**Teks Sumber:**
BI pertahankan suku bunga, intip prospek reksadana pendapatan tetap



KONTAN.CO.ID - JAKARTA. Bank Indonesia mempertahankan suku bunga acuan pada level 3,5% pada Rapat Dewan Gubernur (RDG) kemarin. Di tengah keputusan BI serta potensi tapering yang sudah di depan mata, kinerja reksadana pendapatan tetap diproyeksikan masih akan tetap positif walau ada potensi fluktuasi harga.

Direktur Panin Asset Management Rudiyanto mengatakan, BI memang dalam posisi yang tidak perlu terburu-buru untuk menaikkan suku bunga acuan seiring dengan inflasi yang rendah dan sangat terkendali. Apalagi, saat ini diperlukan kebijakan yang lebih longgar untuk memacu pemulihan ekonomi dalam negeri.

Menurut dia, tekanan untuk menaikkan bunga hampir sepenuhnya dari eksternal, yakni ketika ada tanda-tanda Amerika Serikat akan menaikkan suku bunga acuan. Saat ini, fokus pasar adalah seperti apa pengumuman dan teknis pelaksanaan tapering.


Baca Juga: Revisi perkiraan inflasi 2021, BI: Di bawah titik tengah kisaran sasaran

Tapering inilah yang akan berpeluang memberi pengaruh terhadap kinerja reksadana pendapatan tetap karena akan membuat harga berfluktuasi dalam waktu dekat,” kata Rudiyanto kepada Kontan.co.id, Selasa (19/10).

Walau begitu, Rudiyanto meyakini untuk akhir tahun ini, yield wajar surat berharga negara (SBN) acuan 10 tahun akan berada di kisaran 6%-6,3%. Adapun, per 19 Oktober, yield SBN 10 tahun berada di level 6,15%. Jadi, meski terjadi fluktuasi harga akibat sentimen tapering, yield pada akhir 2021 tidak akan di luar rentang tersebut.

Rudiyanto menambahkan, return reksadana pendapatan tetap hingga year to date (15 Oktober) sekitar 1,8%. Sehingga, kemungkinan sampai akhir tahun bisa mencapai sekitar 3% untuk full year karena adanya kontribusi kupon.

**Cuplikan Data:**
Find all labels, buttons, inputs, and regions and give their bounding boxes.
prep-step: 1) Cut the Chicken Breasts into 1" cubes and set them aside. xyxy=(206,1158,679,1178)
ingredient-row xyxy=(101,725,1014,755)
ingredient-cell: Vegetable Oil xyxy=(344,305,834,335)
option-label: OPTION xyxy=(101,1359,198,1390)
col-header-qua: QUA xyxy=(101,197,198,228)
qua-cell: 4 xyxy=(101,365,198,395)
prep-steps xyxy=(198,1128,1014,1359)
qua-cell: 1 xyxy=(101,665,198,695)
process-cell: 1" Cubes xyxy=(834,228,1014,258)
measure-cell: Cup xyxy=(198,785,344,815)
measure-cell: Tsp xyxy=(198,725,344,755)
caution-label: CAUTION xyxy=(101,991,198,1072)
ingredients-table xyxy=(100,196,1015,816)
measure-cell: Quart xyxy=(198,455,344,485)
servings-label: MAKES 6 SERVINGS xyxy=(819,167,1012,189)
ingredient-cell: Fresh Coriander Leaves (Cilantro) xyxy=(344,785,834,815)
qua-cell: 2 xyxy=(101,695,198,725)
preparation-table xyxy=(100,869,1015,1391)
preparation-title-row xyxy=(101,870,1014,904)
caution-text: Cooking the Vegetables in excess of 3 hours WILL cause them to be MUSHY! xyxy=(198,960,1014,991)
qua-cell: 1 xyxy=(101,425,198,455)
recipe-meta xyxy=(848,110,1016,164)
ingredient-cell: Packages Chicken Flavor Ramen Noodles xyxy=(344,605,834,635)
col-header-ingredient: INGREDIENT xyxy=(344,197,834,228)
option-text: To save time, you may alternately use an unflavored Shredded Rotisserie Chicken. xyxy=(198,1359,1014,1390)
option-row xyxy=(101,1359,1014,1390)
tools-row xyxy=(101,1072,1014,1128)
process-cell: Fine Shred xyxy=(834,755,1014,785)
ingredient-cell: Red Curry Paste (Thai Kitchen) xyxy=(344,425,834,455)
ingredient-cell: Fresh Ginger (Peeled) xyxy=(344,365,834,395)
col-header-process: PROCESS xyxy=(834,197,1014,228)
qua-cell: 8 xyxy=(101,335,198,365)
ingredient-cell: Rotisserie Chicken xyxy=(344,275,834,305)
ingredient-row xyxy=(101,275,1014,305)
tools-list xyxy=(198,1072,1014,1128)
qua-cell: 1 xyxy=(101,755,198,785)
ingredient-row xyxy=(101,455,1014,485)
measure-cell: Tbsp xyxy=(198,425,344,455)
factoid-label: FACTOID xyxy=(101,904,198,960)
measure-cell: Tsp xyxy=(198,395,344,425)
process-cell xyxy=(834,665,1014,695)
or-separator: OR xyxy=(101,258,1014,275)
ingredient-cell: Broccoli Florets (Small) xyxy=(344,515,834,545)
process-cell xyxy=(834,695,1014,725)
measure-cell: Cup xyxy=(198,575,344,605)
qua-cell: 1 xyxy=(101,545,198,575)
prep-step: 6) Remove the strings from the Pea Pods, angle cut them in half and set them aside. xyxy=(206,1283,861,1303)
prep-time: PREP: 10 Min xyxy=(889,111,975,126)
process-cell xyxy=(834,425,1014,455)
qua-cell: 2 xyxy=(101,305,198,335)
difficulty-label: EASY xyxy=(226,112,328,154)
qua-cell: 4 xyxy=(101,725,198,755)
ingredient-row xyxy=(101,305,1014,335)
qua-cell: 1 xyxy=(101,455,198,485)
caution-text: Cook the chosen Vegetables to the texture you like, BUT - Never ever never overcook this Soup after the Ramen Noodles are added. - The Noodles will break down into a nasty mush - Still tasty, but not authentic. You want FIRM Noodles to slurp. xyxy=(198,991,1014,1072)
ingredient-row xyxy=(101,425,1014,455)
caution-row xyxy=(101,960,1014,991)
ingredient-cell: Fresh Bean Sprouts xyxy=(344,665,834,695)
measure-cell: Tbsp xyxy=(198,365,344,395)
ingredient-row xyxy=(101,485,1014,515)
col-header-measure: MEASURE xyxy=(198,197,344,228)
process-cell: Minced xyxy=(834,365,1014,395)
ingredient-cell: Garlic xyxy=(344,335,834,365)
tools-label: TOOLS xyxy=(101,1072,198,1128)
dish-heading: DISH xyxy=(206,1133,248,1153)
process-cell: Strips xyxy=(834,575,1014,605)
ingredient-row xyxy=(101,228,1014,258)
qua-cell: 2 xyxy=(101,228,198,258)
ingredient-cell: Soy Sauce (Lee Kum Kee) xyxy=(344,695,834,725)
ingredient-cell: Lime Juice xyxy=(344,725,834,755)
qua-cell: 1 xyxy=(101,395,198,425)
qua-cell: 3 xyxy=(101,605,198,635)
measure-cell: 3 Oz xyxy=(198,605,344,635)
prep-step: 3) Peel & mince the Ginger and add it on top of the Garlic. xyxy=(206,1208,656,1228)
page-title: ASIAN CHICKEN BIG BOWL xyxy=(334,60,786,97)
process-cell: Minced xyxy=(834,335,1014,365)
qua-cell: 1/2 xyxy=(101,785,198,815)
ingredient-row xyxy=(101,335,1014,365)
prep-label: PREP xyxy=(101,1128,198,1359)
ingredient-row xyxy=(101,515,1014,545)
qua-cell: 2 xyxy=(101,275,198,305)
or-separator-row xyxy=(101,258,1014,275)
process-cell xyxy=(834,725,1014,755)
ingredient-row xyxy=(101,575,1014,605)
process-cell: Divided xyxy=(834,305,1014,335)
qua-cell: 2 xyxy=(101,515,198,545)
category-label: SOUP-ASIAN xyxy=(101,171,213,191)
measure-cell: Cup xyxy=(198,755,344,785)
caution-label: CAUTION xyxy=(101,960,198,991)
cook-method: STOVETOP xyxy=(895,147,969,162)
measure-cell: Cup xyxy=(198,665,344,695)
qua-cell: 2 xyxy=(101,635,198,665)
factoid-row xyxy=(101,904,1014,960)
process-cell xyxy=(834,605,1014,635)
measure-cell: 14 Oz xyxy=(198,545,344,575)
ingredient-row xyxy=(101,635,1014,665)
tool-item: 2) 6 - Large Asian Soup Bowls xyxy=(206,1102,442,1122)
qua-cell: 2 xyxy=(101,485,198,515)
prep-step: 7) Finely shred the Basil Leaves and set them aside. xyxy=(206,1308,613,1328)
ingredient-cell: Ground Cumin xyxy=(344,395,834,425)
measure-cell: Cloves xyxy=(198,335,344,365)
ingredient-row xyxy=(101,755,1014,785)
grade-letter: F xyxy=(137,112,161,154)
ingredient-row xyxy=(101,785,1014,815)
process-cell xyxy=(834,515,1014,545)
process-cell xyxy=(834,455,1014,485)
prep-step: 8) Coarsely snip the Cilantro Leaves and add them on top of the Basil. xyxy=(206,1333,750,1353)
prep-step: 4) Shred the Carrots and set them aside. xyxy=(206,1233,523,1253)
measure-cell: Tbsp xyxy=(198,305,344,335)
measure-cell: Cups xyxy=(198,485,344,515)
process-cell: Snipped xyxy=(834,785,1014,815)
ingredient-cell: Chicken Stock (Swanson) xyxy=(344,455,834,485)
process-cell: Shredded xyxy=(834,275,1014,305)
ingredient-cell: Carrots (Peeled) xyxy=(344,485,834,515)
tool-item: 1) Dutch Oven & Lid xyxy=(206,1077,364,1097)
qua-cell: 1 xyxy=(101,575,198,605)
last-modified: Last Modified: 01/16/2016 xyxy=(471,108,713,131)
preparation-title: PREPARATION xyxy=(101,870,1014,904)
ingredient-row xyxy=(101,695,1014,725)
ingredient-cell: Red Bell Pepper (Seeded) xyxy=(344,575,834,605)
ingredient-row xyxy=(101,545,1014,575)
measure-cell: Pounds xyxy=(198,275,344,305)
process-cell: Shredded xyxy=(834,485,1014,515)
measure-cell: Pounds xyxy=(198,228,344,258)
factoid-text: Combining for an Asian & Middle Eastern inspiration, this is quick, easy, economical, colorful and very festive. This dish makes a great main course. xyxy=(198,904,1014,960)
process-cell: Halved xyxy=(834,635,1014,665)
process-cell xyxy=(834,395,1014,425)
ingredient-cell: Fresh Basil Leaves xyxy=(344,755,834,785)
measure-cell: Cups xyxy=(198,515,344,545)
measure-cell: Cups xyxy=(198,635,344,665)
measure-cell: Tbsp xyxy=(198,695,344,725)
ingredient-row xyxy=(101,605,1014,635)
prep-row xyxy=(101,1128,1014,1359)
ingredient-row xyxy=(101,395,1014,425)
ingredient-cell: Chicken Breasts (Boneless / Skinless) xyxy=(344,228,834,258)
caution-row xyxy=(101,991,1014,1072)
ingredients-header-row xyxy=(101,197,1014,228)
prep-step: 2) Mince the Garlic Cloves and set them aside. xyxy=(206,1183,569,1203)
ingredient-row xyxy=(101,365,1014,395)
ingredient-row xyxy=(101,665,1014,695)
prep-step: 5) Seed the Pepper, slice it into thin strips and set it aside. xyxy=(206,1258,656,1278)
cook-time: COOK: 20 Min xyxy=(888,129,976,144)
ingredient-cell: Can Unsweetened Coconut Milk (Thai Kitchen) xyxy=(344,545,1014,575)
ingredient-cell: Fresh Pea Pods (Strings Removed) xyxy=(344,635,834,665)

**Daftar Tugas:**
**1.** Tentukan apakah setiap pernyataan berikut sesuai dengan artikel tentang suku bunga BI, lalu jawab ya atau tidak disertai kutipan persis dari artikel yang menjadi dasarnya: (a) Bank Indonesia mempertahankan suku bunga acuan pada level 3,5%; (b) per 19 Oktober, yield SBN 10 tahun berada di level 6,3%; (c) return reksadana pendapatan tetap hingga 15 Oktober sekitar 3%.
**2.** Tuliskan kembali baris-baris entri dengan persis, mulai dari awal entri dan berakhir pada baris yang memuat "ingredient-cell: Vegetable Oil", termasuk kedua ujungnya.

**Jawaban Tiap Tugas:**
**1.**
(a) Ya: "Bank Indonesia mempertahankan suku bunga acuan pada level 3,5%"
(b) Tidak: "per 19 Oktober, yield SBN 10 tahun berada di level 6,15%"
(c) Tidak: "return reksadana pendapatan tetap hingga year to date (15 Oktober) sekitar 1,8%"

**2.**
Find all labels, buttons, inputs, and regions and give their bounding boxes.
prep-step: 1) Cut the Chicken Breasts into 1" cubes and set them aside. xyxy=(206,1158,679,1178)
ingredient-row xyxy=(101,725,1014,755)
ingredient-cell: Vegetable Oil xyxy=(344,305,834,335)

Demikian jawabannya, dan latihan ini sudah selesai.